Review the material and extract every line in which the word "label" occurs.

....

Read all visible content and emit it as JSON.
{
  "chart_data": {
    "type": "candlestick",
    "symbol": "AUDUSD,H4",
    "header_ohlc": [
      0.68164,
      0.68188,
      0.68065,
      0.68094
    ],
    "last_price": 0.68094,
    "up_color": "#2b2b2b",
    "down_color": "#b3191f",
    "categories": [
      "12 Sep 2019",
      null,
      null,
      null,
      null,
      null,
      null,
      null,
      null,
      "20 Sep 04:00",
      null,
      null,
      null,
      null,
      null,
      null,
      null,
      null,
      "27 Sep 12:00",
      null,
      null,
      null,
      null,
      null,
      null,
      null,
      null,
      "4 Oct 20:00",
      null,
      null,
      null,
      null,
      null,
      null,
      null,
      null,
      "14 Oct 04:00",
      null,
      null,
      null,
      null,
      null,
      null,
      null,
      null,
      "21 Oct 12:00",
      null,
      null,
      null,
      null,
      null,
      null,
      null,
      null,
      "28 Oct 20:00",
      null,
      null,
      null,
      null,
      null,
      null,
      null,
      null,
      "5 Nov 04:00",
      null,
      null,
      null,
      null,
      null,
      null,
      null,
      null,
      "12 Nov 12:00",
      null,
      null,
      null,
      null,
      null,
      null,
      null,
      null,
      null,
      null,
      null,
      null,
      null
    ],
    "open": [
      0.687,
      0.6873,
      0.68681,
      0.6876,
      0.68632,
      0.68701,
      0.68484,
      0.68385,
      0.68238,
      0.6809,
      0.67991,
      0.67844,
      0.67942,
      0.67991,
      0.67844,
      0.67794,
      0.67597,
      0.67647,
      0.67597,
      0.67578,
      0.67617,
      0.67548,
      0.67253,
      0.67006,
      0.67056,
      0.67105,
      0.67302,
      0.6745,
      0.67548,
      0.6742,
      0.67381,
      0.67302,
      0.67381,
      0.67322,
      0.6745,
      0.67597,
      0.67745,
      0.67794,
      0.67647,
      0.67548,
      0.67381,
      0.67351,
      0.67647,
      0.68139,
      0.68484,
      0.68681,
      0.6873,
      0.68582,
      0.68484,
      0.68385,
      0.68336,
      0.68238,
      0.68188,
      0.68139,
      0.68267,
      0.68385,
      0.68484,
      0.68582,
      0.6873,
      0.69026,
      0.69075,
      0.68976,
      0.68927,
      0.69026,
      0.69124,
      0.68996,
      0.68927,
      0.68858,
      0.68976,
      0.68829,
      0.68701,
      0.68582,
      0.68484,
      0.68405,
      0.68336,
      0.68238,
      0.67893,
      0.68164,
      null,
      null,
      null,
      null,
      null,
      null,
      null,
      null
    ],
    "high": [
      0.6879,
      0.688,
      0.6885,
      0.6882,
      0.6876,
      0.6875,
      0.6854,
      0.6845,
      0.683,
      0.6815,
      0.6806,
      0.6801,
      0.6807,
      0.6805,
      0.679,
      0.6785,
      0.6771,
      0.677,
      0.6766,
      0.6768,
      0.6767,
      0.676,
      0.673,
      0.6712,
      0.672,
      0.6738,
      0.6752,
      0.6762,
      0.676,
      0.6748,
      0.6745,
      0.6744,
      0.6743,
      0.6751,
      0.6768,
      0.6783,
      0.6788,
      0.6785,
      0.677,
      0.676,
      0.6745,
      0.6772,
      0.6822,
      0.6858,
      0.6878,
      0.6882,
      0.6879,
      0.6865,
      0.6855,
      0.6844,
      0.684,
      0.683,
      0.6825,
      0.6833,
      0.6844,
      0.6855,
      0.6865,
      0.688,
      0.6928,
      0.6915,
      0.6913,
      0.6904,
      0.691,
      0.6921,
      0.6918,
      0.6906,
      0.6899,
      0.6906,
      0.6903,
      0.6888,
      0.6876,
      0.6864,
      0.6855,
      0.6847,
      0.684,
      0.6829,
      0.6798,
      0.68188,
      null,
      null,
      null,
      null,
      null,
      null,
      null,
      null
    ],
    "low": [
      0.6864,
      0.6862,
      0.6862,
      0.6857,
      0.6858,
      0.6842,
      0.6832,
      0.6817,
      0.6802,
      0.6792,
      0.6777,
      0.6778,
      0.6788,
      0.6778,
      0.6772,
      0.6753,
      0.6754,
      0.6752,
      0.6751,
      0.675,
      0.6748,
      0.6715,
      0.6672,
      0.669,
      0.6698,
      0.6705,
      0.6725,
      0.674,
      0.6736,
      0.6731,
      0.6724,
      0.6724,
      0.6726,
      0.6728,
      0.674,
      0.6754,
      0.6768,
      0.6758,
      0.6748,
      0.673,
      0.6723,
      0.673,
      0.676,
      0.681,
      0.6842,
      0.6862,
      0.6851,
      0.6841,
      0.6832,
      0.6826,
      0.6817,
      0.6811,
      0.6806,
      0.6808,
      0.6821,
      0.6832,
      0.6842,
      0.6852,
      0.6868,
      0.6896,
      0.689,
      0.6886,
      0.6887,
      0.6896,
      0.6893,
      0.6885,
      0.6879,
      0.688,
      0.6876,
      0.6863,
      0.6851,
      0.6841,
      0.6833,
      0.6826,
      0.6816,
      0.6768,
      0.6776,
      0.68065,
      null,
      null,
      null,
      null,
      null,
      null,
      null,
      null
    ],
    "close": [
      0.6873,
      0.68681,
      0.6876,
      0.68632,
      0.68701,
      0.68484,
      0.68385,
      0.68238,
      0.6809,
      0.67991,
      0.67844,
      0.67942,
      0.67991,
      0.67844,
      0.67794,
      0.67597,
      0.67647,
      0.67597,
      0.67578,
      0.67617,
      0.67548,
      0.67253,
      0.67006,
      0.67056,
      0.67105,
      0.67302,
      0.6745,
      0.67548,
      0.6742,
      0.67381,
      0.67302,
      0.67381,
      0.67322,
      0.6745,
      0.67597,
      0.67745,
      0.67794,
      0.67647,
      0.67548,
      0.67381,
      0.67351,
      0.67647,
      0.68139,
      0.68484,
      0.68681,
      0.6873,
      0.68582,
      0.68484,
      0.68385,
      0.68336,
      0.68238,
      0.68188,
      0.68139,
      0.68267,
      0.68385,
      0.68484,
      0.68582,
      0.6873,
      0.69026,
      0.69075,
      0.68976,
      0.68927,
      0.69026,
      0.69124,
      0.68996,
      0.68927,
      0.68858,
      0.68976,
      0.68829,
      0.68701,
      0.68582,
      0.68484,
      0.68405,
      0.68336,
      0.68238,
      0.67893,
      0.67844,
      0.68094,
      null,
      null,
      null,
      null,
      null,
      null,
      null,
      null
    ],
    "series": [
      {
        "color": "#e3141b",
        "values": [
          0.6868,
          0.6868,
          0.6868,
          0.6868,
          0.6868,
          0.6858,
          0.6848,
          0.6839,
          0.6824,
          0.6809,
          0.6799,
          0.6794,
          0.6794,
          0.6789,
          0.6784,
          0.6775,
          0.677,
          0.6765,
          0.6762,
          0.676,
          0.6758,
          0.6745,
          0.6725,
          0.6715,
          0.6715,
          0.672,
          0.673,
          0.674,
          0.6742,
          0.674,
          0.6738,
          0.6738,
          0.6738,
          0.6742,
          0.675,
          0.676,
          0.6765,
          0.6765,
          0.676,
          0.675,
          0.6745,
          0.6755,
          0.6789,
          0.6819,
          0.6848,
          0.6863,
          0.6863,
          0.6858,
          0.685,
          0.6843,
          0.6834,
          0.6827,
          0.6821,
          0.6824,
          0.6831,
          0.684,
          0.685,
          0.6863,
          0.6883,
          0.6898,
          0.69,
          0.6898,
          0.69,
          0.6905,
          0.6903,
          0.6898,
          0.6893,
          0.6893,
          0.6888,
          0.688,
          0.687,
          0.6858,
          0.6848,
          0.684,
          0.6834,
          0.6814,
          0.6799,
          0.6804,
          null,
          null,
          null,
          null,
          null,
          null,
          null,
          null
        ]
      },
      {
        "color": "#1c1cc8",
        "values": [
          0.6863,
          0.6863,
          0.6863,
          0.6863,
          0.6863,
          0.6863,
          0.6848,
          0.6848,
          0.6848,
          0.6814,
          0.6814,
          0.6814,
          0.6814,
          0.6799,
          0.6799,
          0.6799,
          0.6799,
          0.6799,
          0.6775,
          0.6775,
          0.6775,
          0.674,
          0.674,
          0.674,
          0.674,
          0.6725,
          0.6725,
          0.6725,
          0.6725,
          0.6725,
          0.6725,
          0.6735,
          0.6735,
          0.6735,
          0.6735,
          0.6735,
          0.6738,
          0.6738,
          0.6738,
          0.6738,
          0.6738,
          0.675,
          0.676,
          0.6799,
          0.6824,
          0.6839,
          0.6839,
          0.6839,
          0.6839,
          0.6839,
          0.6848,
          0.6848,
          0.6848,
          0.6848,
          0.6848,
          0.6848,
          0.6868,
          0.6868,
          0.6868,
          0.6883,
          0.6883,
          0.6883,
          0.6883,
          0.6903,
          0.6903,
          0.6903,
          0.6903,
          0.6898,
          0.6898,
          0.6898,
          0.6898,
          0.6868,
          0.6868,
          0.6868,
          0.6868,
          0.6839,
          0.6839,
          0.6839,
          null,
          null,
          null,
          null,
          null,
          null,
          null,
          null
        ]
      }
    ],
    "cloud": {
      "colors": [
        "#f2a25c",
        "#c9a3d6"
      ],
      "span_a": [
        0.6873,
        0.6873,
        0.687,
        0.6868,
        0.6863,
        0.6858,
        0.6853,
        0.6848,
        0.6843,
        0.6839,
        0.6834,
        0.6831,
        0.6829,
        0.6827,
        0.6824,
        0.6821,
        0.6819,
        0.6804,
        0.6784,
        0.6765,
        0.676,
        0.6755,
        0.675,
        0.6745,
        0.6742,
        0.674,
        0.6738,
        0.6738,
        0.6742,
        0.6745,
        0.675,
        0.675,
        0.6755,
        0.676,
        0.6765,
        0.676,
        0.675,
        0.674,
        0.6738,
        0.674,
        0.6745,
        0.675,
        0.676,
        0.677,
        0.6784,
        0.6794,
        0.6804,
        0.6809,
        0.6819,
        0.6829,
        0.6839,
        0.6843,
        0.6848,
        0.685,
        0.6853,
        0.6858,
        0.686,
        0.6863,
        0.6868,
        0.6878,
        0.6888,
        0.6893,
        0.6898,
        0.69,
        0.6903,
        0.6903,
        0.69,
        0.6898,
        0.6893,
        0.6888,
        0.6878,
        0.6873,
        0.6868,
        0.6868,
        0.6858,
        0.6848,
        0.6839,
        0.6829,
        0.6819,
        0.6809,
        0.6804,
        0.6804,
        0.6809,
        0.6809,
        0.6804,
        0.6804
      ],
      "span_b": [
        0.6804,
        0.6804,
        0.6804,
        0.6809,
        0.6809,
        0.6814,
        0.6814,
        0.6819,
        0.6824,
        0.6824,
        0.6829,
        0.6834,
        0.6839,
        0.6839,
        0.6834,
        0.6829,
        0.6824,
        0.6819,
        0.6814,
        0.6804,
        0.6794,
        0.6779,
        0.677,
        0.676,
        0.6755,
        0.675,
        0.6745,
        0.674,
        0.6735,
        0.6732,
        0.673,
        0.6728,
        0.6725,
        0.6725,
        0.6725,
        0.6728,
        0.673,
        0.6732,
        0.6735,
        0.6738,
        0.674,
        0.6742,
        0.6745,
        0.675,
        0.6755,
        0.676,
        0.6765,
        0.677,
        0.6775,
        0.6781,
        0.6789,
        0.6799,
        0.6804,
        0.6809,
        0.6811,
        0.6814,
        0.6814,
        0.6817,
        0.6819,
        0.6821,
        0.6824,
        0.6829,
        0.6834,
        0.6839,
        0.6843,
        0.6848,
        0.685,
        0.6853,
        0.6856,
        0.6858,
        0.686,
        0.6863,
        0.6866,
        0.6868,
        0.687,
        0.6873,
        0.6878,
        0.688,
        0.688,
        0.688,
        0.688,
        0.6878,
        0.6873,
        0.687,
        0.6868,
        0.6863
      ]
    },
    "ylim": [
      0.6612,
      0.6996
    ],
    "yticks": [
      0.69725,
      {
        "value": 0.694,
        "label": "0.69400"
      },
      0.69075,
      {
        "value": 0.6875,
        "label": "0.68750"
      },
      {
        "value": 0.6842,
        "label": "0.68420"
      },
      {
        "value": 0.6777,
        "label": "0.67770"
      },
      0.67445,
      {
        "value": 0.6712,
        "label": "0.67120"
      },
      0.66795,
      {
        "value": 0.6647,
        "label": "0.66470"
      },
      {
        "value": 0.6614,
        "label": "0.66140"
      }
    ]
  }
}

....

Complete answer -
        "label": "0.69400"
        "label": "0.68750"
        "label": "0.68420"
        "label": "0.67770"
        "label": "0.67120"
        "label": "0.66470"
        "label": "0.66140"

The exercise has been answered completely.